__Exercise__:
Write out the data below in full. Keep it exact.

__Entries provided__:
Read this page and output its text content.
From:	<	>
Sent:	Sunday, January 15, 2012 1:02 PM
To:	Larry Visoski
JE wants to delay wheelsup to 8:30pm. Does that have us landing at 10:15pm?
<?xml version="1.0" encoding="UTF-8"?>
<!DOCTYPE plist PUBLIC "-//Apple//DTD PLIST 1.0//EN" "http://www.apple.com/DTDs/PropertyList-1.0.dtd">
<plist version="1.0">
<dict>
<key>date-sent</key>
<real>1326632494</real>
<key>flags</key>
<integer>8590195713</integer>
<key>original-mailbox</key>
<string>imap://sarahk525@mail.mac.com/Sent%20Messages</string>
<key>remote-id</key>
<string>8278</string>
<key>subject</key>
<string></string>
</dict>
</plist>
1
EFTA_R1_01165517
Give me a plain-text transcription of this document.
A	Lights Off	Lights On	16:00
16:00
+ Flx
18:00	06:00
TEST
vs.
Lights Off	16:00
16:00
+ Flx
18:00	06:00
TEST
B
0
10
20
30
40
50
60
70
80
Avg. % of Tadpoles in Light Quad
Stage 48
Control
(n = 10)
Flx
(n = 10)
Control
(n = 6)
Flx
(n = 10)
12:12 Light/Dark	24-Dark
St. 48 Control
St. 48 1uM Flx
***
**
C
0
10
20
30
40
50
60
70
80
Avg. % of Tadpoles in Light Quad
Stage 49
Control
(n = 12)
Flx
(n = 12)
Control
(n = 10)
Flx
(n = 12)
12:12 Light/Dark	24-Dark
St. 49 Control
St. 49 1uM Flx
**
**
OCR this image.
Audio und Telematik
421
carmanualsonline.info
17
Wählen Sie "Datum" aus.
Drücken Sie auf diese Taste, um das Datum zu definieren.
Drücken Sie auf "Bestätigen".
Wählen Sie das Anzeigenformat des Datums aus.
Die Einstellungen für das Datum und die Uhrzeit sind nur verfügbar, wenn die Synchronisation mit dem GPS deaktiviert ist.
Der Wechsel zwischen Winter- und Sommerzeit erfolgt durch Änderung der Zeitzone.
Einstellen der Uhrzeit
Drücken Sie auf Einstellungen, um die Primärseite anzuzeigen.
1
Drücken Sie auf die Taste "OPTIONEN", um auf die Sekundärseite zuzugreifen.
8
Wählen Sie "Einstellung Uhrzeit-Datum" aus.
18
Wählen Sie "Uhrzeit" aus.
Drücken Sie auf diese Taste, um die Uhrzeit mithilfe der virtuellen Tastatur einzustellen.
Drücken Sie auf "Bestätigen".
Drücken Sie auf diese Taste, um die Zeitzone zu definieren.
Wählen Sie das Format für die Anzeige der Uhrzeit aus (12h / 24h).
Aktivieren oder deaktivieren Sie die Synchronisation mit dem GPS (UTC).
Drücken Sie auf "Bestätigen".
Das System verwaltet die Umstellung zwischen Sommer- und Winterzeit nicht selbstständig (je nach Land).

__Response to this task__:
Read this page and output its text content.
From:	<	>
Sent:	Sunday, January 15, 2012 1:02 PM
To:	Larry Visoski
JE wants to delay wheelsup to 8:30pm. Does that have us landing at 10:15pm?
<?xml version="1.0" encoding="UTF-8"?>
<!DOCTYPE plist PUBLIC "-//Apple//DTD PLIST 1.0//EN" "http://www.apple.com/DTDs/PropertyList-1.0.dtd">
<plist version="1.0">
<dict>
<key>date-sent</key>
<real>1326632494</real>
<key>flags</key>
<integer>8590195713</integer>
<key>original-mailbox</key>
<string>imap://sarahk525@mail.mac.com/Sent%20Messages</string>
<key>remote-id</key>
<string>8278</string>
<key>subject</key>
<string></string>
</dict>
</plist>
1
EFTA_R1_01165517
Give me a plain-text transcription of this document.
A	Lights Off	Lights On	16:00
16:00
+ Flx
18:00	06:00
TEST
vs.
Lights Off	16:00
16:00
+ Flx
18:00	06:00
TEST
B
0
10
20
30
40
50
60
70
80
Avg. % of Tadpoles in Light Quad
Stage 48
Control
(n = 10)
Flx
(n = 10)
Control
(n = 6)
Flx
(n = 10)
12:12 Light/Dark	24-Dark
St. 48 Control
St. 48 1uM Flx
***
**
C
0
10
20
30
40
50
60
70
80
Avg. % of Tadpoles in Light Quad
Stage 49
Control
(n = 12)
Flx
(n = 12)
Control
(n = 10)
Flx
(n = 12)
12:12 Light/Dark	24-Dark
St. 49 Control
St. 49 1uM Flx
**
**
OCR this image.
Audio und Telematik
421
carmanualsonline.info
17
Wählen Sie "Datum" aus.
Drücken Sie auf diese Taste, um das Datum zu definieren.
Drücken Sie auf "Bestätigen".
Wählen Sie das Anzeigenformat des Datums aus.
Die Einstellungen für das Datum und die Uhrzeit sind nur verfügbar, wenn die Synchronisation mit dem GPS deaktiviert ist.
Der Wechsel zwischen Winter- und Sommerzeit erfolgt durch Änderung der Zeitzone.
Einstellen der Uhrzeit
Drücken Sie auf Einstellungen, um die Primärseite anzuzeigen.
1
Drücken Sie auf die Taste "OPTIONEN", um auf die Sekundärseite zuzugreifen.
8
Wählen Sie "Einstellung Uhrzeit-Datum" aus.
18
Wählen Sie "Uhrzeit" aus.
Drücken Sie auf diese Taste, um die Uhrzeit mithilfe der virtuellen Tastatur einzustellen.
Drücken Sie auf "Bestätigen".
Drücken Sie auf diese Taste, um die Zeitzone zu definieren.
Wählen Sie das Format für die Anzeige der Uhrzeit aus (12h / 24h).
Aktivieren oder deaktivieren Sie die Synchronisation mit dem GPS (UTC).
Drücken Sie auf "Bestätigen".
Das System verwaltet die Umstellung zwischen Sommer- und Winterzeit nicht selbstständig (je nach Land).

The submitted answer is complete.